## WHAT IS REQUIRED
Check each line of the records below and collect those that include the word "BLACK".

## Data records
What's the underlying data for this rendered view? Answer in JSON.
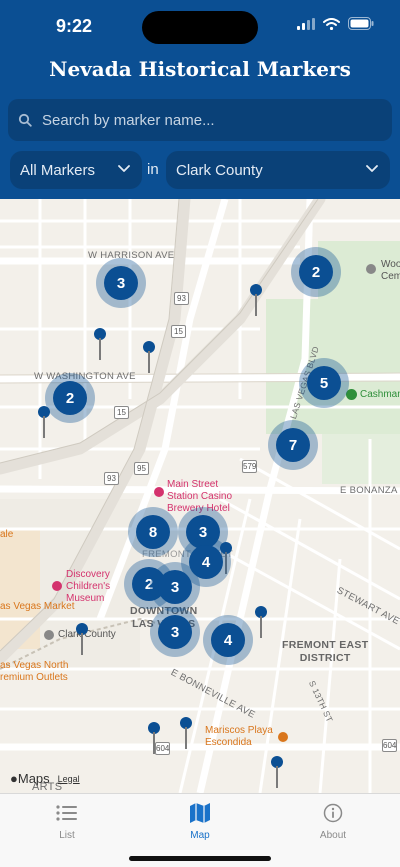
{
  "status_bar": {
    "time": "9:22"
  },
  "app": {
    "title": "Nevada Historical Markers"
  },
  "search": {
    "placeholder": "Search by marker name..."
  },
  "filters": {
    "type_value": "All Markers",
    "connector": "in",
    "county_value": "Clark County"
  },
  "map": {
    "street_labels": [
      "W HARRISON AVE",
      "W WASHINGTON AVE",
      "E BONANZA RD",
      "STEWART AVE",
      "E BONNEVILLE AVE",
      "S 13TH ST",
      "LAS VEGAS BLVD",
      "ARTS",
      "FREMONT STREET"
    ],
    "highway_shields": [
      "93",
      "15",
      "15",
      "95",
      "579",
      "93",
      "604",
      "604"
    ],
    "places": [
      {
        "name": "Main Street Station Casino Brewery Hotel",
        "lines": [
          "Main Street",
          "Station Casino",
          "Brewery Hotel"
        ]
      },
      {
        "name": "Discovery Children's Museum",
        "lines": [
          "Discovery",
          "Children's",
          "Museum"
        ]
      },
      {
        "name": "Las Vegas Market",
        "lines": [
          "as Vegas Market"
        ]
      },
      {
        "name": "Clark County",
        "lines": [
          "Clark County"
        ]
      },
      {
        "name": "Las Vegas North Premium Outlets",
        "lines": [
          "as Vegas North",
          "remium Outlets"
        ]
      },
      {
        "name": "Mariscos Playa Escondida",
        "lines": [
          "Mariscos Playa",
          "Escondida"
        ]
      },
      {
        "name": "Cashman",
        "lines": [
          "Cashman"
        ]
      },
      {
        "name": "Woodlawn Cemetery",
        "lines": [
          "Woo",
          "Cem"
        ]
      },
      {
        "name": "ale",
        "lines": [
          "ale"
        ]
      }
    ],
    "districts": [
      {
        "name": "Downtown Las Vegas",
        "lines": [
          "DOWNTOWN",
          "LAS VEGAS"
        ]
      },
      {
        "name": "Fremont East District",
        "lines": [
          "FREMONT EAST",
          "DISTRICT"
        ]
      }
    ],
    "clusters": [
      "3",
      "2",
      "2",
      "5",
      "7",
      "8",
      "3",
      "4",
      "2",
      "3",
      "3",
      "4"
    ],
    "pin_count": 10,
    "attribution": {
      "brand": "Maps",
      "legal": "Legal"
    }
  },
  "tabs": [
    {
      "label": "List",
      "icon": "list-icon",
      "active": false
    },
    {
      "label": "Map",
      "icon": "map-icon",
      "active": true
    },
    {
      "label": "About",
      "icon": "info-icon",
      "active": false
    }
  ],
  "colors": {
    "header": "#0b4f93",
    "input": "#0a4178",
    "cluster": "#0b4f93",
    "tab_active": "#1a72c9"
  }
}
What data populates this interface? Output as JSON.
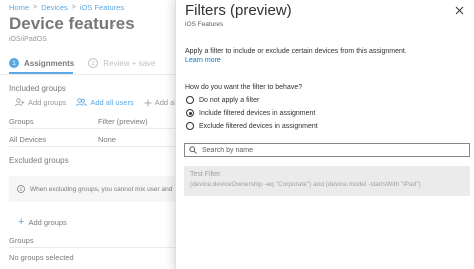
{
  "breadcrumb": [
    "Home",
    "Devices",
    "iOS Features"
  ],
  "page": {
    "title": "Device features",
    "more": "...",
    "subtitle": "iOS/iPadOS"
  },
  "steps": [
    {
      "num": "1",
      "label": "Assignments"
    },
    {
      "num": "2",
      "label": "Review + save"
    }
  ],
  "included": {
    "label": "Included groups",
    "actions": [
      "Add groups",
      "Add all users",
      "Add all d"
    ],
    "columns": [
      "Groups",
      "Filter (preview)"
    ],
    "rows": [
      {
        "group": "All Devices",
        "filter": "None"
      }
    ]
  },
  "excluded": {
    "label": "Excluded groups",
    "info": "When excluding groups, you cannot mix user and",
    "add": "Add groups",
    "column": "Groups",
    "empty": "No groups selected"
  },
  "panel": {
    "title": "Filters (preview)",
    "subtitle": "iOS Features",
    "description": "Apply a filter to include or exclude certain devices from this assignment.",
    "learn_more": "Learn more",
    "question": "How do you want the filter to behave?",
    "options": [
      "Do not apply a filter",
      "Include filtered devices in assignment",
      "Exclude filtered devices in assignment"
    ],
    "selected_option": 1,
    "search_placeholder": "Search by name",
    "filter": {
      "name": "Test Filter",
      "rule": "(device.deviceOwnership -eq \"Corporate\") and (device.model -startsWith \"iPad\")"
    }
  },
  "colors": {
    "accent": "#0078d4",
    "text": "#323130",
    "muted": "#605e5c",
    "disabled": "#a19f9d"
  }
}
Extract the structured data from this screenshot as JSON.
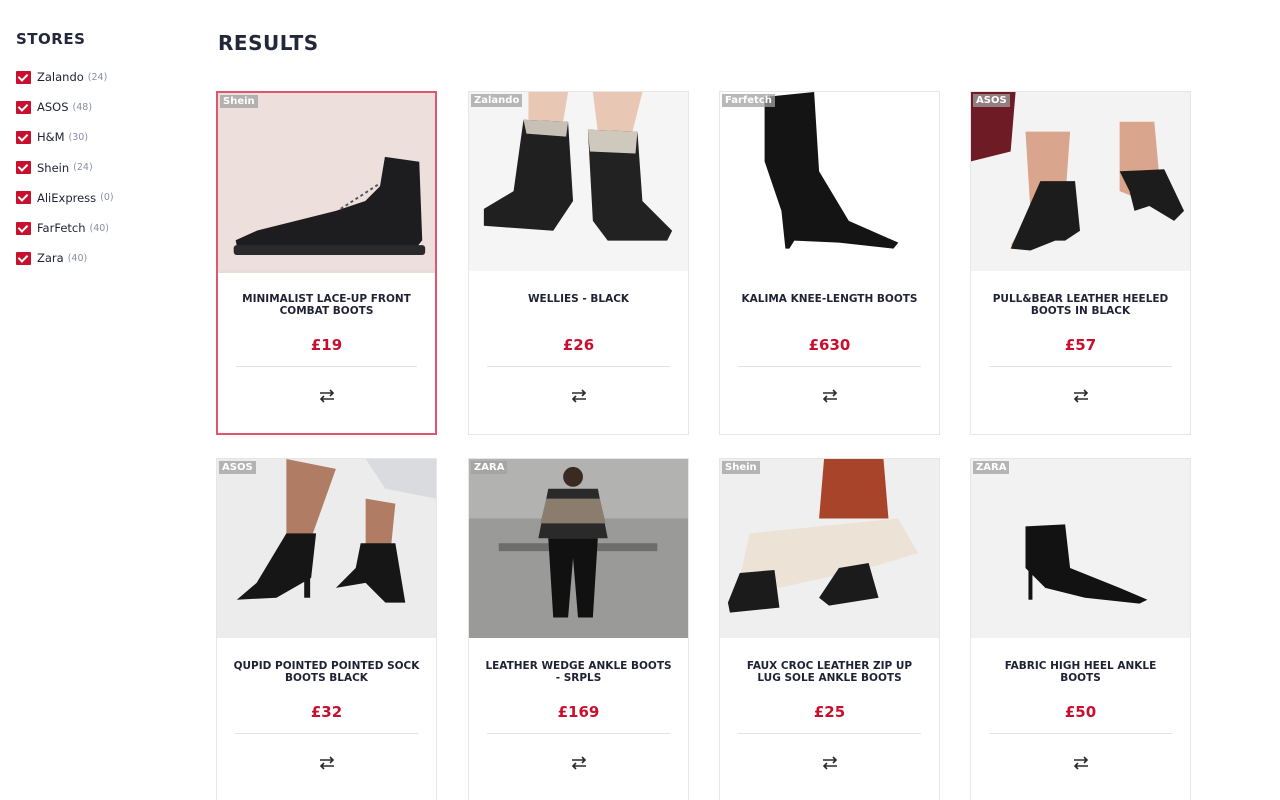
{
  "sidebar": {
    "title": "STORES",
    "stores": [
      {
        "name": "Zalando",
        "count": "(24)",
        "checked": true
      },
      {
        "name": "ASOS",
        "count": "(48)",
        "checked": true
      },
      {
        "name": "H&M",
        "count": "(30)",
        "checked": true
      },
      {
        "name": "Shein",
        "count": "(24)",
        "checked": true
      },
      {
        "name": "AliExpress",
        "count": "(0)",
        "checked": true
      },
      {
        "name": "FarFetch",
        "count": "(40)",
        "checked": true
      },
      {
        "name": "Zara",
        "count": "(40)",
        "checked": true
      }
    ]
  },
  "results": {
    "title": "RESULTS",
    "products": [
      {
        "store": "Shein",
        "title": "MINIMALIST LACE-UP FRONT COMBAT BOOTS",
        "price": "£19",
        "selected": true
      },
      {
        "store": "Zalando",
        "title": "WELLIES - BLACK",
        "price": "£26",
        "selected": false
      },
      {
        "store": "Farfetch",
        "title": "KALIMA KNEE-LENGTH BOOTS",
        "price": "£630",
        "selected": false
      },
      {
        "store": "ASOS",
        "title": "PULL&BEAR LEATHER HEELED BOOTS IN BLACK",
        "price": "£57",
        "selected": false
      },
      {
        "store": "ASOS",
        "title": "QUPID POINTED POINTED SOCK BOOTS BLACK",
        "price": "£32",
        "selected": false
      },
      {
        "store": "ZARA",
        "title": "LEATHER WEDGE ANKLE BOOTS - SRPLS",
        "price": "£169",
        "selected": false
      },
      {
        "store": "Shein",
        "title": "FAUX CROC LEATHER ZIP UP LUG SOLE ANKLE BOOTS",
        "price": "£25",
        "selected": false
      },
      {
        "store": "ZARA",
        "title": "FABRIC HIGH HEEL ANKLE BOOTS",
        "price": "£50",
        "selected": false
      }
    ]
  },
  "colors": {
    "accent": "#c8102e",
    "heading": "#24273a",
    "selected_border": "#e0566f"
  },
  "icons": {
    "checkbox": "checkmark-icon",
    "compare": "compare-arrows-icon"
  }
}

--

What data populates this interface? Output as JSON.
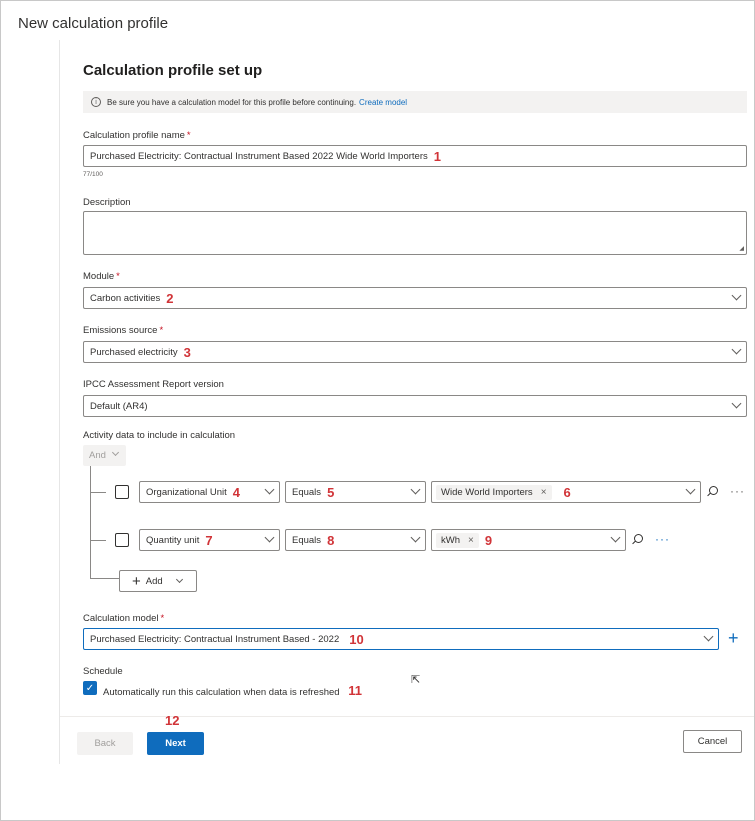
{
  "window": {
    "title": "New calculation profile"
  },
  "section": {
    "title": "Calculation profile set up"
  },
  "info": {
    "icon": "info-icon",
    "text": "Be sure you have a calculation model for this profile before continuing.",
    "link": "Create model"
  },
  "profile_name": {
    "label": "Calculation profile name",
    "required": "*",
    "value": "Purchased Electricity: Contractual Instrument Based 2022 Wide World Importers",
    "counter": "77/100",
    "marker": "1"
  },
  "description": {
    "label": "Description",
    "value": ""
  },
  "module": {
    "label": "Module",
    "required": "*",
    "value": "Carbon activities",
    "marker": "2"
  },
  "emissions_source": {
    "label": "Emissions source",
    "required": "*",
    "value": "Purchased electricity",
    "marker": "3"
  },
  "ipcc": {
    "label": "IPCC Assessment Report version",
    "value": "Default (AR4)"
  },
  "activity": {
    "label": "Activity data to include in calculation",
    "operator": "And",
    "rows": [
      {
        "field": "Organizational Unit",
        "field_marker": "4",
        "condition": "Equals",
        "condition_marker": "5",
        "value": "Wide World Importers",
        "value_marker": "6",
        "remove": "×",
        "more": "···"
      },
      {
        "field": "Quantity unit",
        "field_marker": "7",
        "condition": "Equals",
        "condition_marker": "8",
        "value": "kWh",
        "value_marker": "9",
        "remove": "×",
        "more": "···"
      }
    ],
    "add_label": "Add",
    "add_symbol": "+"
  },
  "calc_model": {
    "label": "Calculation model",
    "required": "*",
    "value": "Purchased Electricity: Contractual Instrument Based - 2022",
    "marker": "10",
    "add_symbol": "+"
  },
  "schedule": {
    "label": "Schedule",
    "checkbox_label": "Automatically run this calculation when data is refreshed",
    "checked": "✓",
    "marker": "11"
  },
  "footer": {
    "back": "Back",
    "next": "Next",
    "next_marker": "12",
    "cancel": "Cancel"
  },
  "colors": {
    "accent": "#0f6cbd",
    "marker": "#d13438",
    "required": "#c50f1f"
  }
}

## THE OUTPUT
        "title": "WELLIES - BLACK",
        "title": "PULL&BEAR LEATHER HEELED BOOTS IN BLACK",
        "title": "QUPID POINTED POINTED SOCK BOOTS BLACK",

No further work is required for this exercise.